** Source excerpt **
-----

A sampler having an entry plate with a tapered slit, leading to an impactor surface having a passage for particles not retained on the impactor surface is described by John in U.S. Pat. No. 5,437,198. The slit, the contour or the intake surface, and the impactor passage are designed so that the penetration efficiency at a known flow rate will follow a desired curve, i.e. a penetration efficiency vs. particle diameter plot is seen to mimic a prescribed curve. A downstream collector is designed to retain the particles passing through the impactor passage.
In U.S. Pat. No. 5,412,975, Rabbe et al direct particles larger than a cut size into a plurality of stagnation chambers. The stagnation chambers do not include exit ports, and the cut-off size is the same for all chambers.
Samplers having a series of cuts or consecutive stages, or cascading collecting devices in series, are shown by Dunn et al in U.S. Pat. No. 4,570,494, Olin et al in U.S. Pat. No. 3,983,743, and Liu et al U.S. Pat. No. 4,972,957.
A multiple nozzle, single stage impactor is disclosed by Marple in U.S. Pat. No. 4,133,202.
Equal flows of sampled air, provided by separate pumps, are illustrated in FIG. 5 of Koutrakis et al U.S. Pat. No. 5,932,795.

-----

** Data provided **
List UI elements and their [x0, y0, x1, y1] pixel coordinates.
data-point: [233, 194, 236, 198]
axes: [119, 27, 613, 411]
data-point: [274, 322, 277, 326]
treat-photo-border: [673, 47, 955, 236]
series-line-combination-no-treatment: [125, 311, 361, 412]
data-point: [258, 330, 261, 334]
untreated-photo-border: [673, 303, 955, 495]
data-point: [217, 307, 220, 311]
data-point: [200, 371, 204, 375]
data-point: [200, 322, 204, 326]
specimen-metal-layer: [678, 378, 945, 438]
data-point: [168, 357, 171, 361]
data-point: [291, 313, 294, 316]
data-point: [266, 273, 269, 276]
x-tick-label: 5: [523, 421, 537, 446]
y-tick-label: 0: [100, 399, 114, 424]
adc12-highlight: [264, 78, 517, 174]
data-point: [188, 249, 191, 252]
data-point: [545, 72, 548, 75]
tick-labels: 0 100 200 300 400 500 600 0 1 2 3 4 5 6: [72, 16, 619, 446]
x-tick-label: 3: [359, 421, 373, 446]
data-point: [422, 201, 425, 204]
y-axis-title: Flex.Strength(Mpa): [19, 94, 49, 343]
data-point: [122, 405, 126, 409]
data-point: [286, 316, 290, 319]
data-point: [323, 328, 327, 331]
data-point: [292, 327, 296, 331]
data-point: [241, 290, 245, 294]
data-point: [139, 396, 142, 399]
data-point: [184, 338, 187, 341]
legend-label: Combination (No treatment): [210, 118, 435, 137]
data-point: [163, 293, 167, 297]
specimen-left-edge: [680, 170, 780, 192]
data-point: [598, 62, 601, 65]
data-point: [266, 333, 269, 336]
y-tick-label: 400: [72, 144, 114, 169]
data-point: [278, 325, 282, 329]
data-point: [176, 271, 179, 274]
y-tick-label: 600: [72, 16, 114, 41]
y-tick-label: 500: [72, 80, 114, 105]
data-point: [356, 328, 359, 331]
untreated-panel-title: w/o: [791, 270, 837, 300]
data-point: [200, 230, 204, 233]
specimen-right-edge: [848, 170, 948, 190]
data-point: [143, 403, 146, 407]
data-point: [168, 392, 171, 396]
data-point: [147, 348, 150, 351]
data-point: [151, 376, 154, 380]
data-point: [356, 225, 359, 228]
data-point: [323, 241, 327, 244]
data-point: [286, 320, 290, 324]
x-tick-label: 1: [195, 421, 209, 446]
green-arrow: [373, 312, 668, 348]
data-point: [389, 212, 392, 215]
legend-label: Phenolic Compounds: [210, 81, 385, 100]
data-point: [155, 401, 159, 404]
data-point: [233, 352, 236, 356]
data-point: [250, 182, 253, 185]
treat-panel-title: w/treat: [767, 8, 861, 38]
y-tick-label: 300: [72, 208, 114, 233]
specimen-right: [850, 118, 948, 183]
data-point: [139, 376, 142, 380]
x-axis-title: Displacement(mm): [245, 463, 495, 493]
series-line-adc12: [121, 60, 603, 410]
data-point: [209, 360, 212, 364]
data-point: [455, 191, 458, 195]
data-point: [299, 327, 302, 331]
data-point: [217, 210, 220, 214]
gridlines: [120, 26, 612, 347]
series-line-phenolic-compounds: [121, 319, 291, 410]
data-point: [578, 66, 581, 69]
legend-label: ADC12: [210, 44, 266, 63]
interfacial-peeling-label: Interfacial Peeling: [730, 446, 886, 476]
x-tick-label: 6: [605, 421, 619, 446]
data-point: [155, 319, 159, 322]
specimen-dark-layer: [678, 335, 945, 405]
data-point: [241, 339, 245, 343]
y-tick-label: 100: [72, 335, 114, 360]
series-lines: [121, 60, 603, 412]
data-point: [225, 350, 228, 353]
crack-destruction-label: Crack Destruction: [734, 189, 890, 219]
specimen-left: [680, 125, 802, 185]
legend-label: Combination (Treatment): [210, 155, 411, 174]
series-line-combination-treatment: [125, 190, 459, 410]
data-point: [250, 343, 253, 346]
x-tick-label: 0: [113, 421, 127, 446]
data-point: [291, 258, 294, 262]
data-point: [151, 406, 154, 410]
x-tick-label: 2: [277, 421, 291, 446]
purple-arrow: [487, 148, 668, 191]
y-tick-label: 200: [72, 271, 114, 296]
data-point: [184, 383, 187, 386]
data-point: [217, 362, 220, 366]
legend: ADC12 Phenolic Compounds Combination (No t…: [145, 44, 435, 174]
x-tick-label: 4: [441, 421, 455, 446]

-----

Reproduce the section of the particle sampler excerpt word for word, starting at "In U.S. Pat. No. 5,412,975, Rabbe" and ending at "Pat. No. 4,972,957.".

In U.S. Pat. No. 5,412,975, Rabbe et al direct particles larger than a cut size into a plurality of stagnation chambers. The stagnation chambers do not include exit ports, and the cut-off size is the same for all chambers.
Samplers having a series of cuts or consecutive stages, or cascading collecting devices in series, are shown by Dunn et al in U.S. Pat. No. 4,570,494, Olin et al in U.S. Pat. No. 3,983,743, and Liu et al U.S. Pat. No. 4,972,957.